• **AIM OF THE EXERCISE**
Print every entry, word for word, and skip the images.

begin EXCERPTED DATA

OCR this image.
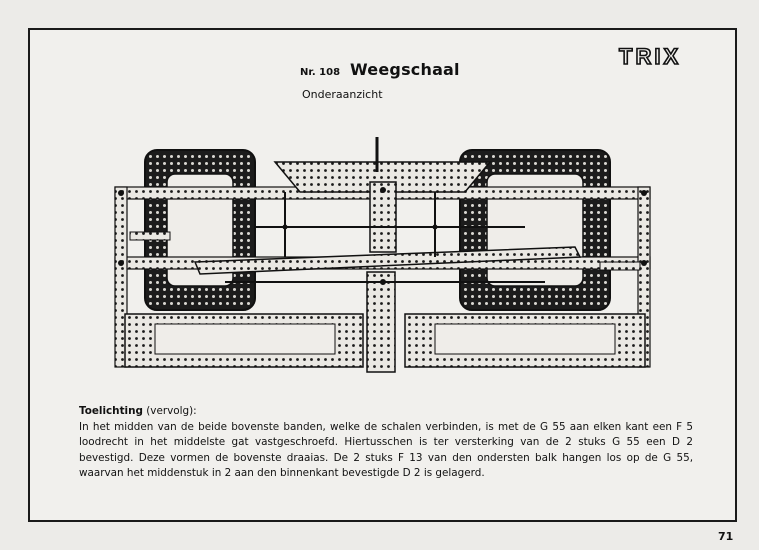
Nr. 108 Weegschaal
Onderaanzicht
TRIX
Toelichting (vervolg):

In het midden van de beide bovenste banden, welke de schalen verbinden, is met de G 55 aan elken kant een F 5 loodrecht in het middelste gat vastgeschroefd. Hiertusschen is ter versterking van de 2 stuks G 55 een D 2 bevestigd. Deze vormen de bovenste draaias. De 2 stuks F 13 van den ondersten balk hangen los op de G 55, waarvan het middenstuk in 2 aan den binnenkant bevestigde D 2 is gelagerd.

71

end EXCERPTED DATA

• **ANSWER FOR THIS EXERCISE**
OCR this image.
Nr. 108 Weegschaal
Onderaanzicht
TRIX
Toelichting (vervolg):

In het midden van de beide bovenste banden, welke de schalen verbinden, is met de G 55 aan elken kant een F 5 loodrecht in het middelste gat vastgeschroefd. Hiertusschen is ter versterking van de 2 stuks G 55 een D 2 bevestigd. Deze vormen de bovenste draaias. De 2 stuks F 13 van den ondersten balk hangen los op de G 55, waarvan het middenstuk in 2 aan den binnenkant bevestigde D 2 is gelagerd.

71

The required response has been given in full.